> **WHAT THIS TASK INVOLVES**
Copy each line exactly.

> **RECORD SET**
+++++
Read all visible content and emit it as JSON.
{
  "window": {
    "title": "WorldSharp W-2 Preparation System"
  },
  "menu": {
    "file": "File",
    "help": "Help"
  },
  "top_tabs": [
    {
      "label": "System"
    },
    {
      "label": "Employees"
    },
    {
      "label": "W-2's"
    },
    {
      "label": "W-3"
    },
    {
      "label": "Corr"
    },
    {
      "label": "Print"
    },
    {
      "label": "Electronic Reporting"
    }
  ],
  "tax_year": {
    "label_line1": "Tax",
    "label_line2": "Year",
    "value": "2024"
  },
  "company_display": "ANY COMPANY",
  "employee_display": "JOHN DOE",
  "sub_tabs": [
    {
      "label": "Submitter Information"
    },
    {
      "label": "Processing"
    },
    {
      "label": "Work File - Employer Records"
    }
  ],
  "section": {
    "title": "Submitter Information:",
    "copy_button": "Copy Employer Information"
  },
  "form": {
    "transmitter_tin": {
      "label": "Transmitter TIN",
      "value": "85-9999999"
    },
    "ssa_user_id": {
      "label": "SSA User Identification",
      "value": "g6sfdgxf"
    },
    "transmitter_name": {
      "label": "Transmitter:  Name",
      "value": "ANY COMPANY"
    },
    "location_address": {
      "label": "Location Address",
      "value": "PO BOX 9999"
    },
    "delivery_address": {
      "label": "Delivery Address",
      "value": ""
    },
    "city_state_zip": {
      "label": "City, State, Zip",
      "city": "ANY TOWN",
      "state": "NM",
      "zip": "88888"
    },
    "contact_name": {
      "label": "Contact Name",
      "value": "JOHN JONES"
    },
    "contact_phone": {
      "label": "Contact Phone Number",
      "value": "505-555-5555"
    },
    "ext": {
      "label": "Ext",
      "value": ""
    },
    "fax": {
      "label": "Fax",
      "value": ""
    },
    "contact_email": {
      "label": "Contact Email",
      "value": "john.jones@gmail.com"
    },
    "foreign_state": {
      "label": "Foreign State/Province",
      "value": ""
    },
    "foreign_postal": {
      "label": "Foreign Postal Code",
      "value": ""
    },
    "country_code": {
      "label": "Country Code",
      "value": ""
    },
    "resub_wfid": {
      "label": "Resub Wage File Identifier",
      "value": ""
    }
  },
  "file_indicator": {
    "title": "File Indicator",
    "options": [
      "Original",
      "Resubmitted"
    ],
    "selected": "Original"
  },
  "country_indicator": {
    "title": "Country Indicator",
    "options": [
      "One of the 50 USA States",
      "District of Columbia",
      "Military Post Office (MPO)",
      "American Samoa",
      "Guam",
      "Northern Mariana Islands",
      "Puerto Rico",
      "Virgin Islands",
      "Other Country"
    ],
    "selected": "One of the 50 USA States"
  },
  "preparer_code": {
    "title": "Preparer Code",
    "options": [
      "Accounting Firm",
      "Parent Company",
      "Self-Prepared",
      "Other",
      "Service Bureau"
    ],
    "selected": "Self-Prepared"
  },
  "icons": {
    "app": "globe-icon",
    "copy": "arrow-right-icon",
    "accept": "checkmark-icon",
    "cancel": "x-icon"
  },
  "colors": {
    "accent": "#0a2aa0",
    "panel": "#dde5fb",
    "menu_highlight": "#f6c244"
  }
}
+++++
> **TASK SOLUTION**
Read all visible content and emit it as JSON.
{
  "window": {
    "title": "WorldSharp W-2 Preparation System"
  },
  "menu": {
    "file": "File",
    "help": "Help"
  },
  "top_tabs": [
    {
      "label": "System"
    },
    {
      "label": "Employees"
    },
    {
      "label": "W-2's"
    },
    {
      "label": "W-3"
    },
    {
      "label": "Corr"
    },
    {
      "label": "Print"
    },
    {
      "label": "Electronic Reporting"
    }
  ],
  "tax_year": {
    "label_line1": "Tax",
    "label_line2": "Year",
    "value": "2024"
  },
  "company_display": "ANY COMPANY",
  "employee_display": "JOHN DOE",
  "sub_tabs": [
    {
      "label": "Submitter Information"
    },
    {
      "label": "Processing"
    },
    {
      "label": "Work File - Employer Records"
    }
  ],
  "section": {
    "title": "Submitter Information:",
    "copy_button": "Copy Employer Information"
  },
  "form": {
    "transmitter_tin": {
      "label": "Transmitter TIN",
      "value": "85-9999999"
    },
    "ssa_user_id": {
      "label": "SSA User Identification",
      "value": "g6sfdgxf"
    },
    "transmitter_name": {
      "label": "Transmitter:  Name",
      "value": "ANY COMPANY"
    },
    "location_address": {
      "label": "Location Address",
      "value": "PO BOX 9999"
    },
    "delivery_address": {
      "label": "Delivery Address",
      "value": ""
    },
    "city_state_zip": {
      "label": "City, State, Zip",
      "city": "ANY TOWN",
      "state": "NM",
      "zip": "88888"
    },
    "contact_name": {
      "label": "Contact Name",
      "value": "JOHN JONES"
    },
    "contact_phone": {
      "label": "Contact Phone Number",
      "value": "505-555-5555"
    },
    "ext": {
      "label": "Ext",
      "value": ""
    },
    "fax": {
      "label": "Fax",
      "value": ""
    },
    "contact_email": {
      "label": "Contact Email",
      "value": "john.jones@gmail.com"
    },
    "foreign_state": {
      "label": "Foreign State/Province",
      "value": ""
    },
    "foreign_postal": {
      "label": "Foreign Postal Code",
      "value": ""
    },
    "country_code": {
      "label": "Country Code",
      "value": ""
    },
    "resub_wfid": {
      "label": "Resub Wage File Identifier",
      "value": ""
    }
  },
  "file_indicator": {
    "title": "File Indicator",
    "options": [
      "Original",
      "Resubmitted"
    ],
    "selected": "Original"
  },
  "country_indicator": {
    "title": "Country Indicator",
    "options": [
      "One of the 50 USA States",
      "District of Columbia",
      "Military Post Office (MPO)",
      "American Samoa",
      "Guam",
      "Northern Mariana Islands",
      "Puerto Rico",
      "Virgin Islands",
      "Other Country"
    ],
    "selected": "One of the 50 USA States"
  },
  "preparer_code": {
    "title": "Preparer Code",
    "options": [
      "Accounting Firm",
      "Parent Company",
      "Self-Prepared",
      "Other",
      "Service Bureau"
    ],
    "selected": "Self-Prepared"
  },
  "icons": {
    "app": "globe-icon",
    "copy": "arrow-right-icon",
    "accept": "checkmark-icon",
    "cancel": "x-icon"
  },
  "colors": {
    "accent": "#0a2aa0",
    "panel": "#dde5fb",
    "menu_highlight": "#f6c244"
  }
}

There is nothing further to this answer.